> _WHAT TO DO_:
- A) The commentary below on the SNP's second term names manifesto commitments that involve "ambitious, sweeping change." List each of them.
- B) In the commentary on the SNP's second term, reproduce the stretch from "In any event, many" through "week after next." word for word.

> _EXCERPTED PASSAGE_:
......
Belated congratulations are in order as the SNP marked another significant milestone in reaching 100 days, not of its first term in office, but its second running the government of Scotland.  Self-congratulation appears to be off the agenda though – nothing on the SNP website, nowt from the Scottish Government either.

Right on cue, though, a trio of disparaging and dispiriting articles in the Scotsman – a political one, an almost identical analysis, and in case we hadn’t got the message, a down in the mouth leader that ponders these last 100 days and concludes, clunkily, that the SNP Government hadn’t hit the ground running but jogging.

No we haven’t witnessed 100 days of dynamic action, as we did in 2007.  But then there are fewer quick fixes to be found.  And this time, where’s the hurry?  The SNP has a whole extra year to work with – pace is going to be everything this time round.

Moreover, with three opposition parties in disarray, floundering and leaderless, there has been no one snapping at their heels;  indeed, some of the Scottish Government’s poor headlines have been of their own making (or rather the media’s, seeing it as their collective national and noble duty to offer some kind of scrutiny).  This administration will last the course – the previous minority one did not know when its number might be called – and indeed, unless Labour gets its act together might even enjoy a third term.  Who needs a hundred days when there are thousands in which to make your mark?

In any event, many of the SNP’s manifesto commitments either involve no change at all – continued council tax freeze, free personal care, free tuition fees etc – or ambitious, sweeping change – new capital investment programmes, innovative legislation, a living wage, a real shift to localism.  Such measures are hard to fashion into immediate actions and ready soundbites.

These kind of reforms take time.  As the First Minister found out, in a rare lesson in humility, with the harried anti-sectarianism bill, sometimes the old proverbs really are the best:  less haste, more speed.  Our patience is likely to be rewarded with a number of “big bills” to be announced when the Scottish Parliament returns the week after next.

The only show in town, as far as the SNP is concerned, has been the opportunity presented by the Scotland bill to maximise devolution.  Its parliamentary timetable at Westminster demanded that the Scottish Government focused its attention on securing as many additional powers as possible;  indeed, one of the most vibrant and busy committees of the next 100 days is likely to be that set up to explore, scrutinise and make the case for all the powers the First Minister has put on his shopping list.  The prospect of items being crossed off that list is highly unlikely given the dominance of the SNP on the committee and in the chamber.

But it was not just the Government which eased itself gently into this session;  the Parliament too did not exactly spring into action.  Weeks went by with minimal parliamentary activity;  committees took an age to appoint convenors;  in the seven weeks before shutting up shop for the summer, the Parliament did not even open officially.  But with a very different shape and size to parliamentary groups, as well as a whole host of new parliamentarians, the logistics of getting the show on the road this time round were harder to achieve.  And crucially, everyone seemed exhausted from the efforts expended in the election – no one had much appetite for bounding Tigger-like into this session.
......
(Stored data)
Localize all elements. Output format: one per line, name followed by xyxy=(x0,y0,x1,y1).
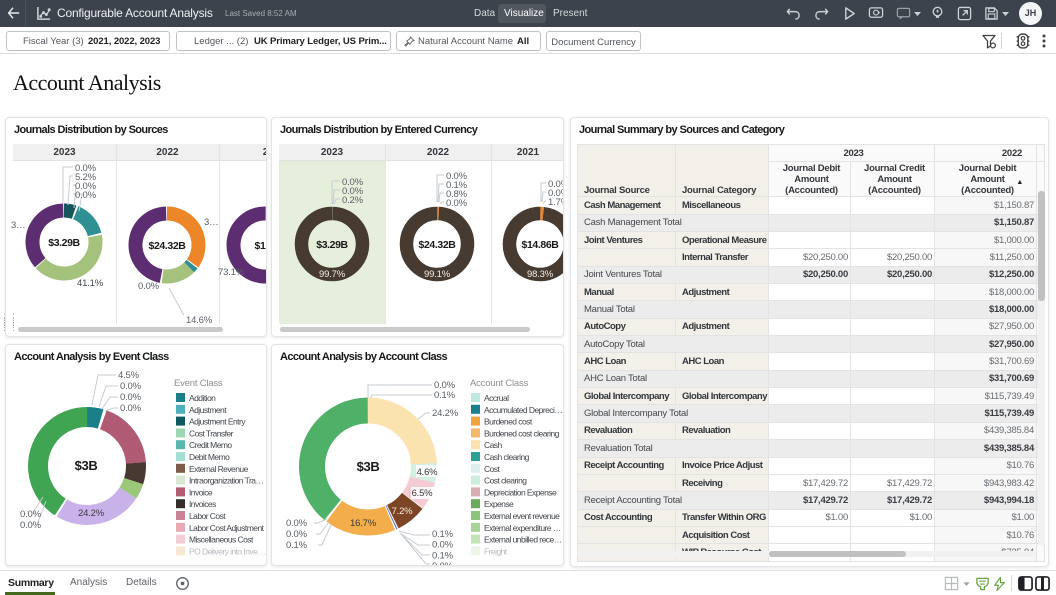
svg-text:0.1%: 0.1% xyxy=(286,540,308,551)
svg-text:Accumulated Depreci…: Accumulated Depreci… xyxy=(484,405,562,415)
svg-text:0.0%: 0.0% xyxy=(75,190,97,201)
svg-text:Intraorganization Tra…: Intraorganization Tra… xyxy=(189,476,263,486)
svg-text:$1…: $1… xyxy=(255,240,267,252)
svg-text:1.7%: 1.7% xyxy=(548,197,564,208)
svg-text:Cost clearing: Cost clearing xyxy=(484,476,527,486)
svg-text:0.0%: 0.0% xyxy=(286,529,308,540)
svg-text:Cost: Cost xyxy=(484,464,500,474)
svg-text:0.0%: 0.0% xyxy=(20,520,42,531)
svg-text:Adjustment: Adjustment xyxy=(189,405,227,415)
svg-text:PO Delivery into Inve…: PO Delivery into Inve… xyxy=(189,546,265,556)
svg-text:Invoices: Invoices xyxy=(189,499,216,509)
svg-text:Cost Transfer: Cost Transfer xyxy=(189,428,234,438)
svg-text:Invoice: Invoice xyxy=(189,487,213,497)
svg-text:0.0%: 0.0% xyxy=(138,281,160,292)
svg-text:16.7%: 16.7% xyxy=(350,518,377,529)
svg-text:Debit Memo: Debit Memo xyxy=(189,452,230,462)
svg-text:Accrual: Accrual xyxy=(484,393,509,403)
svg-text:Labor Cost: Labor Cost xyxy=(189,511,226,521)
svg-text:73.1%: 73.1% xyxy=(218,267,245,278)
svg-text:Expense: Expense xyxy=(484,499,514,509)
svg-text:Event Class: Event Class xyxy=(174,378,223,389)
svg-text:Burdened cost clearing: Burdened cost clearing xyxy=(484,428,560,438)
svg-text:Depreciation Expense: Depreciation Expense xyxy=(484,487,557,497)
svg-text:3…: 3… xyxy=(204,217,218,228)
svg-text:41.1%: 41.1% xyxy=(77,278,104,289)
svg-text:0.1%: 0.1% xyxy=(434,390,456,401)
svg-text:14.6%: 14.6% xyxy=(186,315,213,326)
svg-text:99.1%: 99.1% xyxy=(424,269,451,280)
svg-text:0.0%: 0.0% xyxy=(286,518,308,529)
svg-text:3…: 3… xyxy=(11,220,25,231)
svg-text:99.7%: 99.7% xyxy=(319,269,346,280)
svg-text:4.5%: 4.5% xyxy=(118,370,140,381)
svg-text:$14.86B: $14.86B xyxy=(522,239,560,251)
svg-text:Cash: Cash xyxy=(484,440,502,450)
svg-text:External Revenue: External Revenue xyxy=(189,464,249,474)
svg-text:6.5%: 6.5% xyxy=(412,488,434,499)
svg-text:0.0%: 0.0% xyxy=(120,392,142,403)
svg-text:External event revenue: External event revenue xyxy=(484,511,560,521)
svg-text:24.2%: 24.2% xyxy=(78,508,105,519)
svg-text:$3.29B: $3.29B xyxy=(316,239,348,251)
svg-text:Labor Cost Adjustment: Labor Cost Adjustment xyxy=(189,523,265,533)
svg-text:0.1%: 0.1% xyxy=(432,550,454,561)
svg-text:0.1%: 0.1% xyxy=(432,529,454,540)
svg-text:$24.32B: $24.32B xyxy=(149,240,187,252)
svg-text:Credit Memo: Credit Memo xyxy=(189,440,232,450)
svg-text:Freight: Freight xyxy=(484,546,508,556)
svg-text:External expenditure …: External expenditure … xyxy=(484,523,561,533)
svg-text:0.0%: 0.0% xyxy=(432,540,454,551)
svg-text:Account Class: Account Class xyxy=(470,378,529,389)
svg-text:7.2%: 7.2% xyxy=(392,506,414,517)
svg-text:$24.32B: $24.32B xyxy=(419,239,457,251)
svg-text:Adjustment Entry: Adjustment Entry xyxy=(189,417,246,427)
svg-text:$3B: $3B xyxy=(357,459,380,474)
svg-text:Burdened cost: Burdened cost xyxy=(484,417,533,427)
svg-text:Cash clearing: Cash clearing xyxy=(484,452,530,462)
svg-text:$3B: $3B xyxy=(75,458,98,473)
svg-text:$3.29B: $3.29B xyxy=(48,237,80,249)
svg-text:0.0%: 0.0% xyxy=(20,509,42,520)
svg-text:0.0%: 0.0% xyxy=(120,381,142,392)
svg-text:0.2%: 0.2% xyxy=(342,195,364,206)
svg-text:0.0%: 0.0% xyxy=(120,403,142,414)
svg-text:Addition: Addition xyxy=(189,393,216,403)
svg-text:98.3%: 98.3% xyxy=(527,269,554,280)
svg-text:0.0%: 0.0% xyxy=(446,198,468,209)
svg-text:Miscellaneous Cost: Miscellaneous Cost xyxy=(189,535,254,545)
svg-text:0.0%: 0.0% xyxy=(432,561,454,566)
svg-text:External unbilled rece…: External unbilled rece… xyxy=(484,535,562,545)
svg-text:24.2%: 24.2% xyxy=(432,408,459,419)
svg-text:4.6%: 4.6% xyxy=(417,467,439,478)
......
> _WORKED ANSWERS_:
- A)
- New capital investment programmes
- Innovative legislation
- A living wage
- A real shift to localism

- B)
In any event, many of the SNP’s manifesto commitments either involve no change at all – continued council tax freeze, free personal care, free tuition fees etc – or ambitious, sweeping change – new capital investment programmes, innovative legislation, a living wage, a real shift to localism.  Such measures are hard to fashion into immediate actions and ready soundbites.

These kind of reforms take time.  As the First Minister found out, in a rare lesson in humility, with the harried anti-sectarianism bill, sometimes the old proverbs really are the best:  less haste, more speed.  Our patience is likely to be rewarded with a number of “big bills” to be announced when the Scottish Parliament returns the week after next.